Would you transcribe the whole listing exactly, minus its pictures?

Dataset entries:
********************

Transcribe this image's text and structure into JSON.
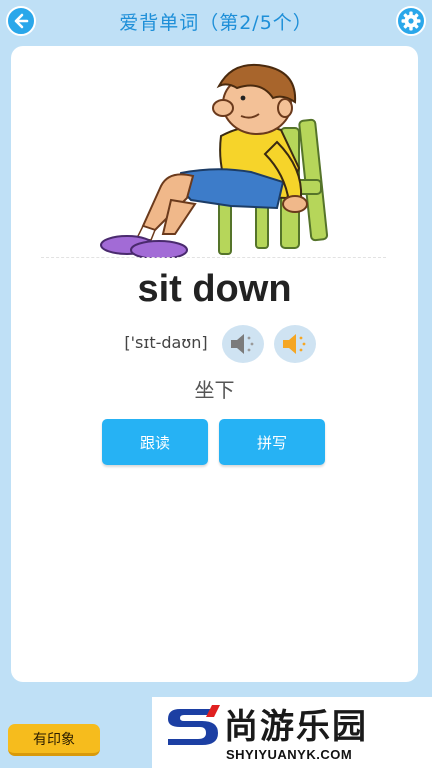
{
  "header": {
    "title": "爱背单词（第2/5个）",
    "back_icon": "arrow-left-icon",
    "settings_icon": "gear-icon"
  },
  "card": {
    "illustration": "boy-sitting-on-chair",
    "word": "sit down",
    "phonetic": "['sɪt-daʊn]",
    "meaning": "坐下",
    "speaker_icons": [
      "speaker-gray-icon",
      "speaker-orange-icon"
    ],
    "buttons": {
      "follow_read": "跟读",
      "spell": "拼写"
    }
  },
  "footer": {
    "impression_button": "有印象"
  },
  "watermark": {
    "name": "尚游乐园",
    "domain": "SHYIYUANYK.COM"
  },
  "colors": {
    "background": "#bfe0f6",
    "accent": "#26b2f4",
    "title": "#1e8fd8",
    "impression": "#f6bc1d"
  }
}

********************

Solution:
Transcribe this image's text and structure into JSON.
{
  "header": {
    "title": "爱背单词（第2/5个）",
    "back_icon": "arrow-left-icon",
    "settings_icon": "gear-icon"
  },
  "card": {
    "illustration": "boy-sitting-on-chair",
    "word": "sit down",
    "phonetic": "['sɪt-daʊn]",
    "meaning": "坐下",
    "speaker_icons": [
      "speaker-gray-icon",
      "speaker-orange-icon"
    ],
    "buttons": {
      "follow_read": "跟读",
      "spell": "拼写"
    }
  },
  "footer": {
    "impression_button": "有印象"
  },
  "watermark": {
    "name": "尚游乐园",
    "domain": "SHYIYUANYK.COM"
  },
  "colors": {
    "background": "#bfe0f6",
    "accent": "#26b2f4",
    "title": "#1e8fd8",
    "impression": "#f6bc1d"
  }
}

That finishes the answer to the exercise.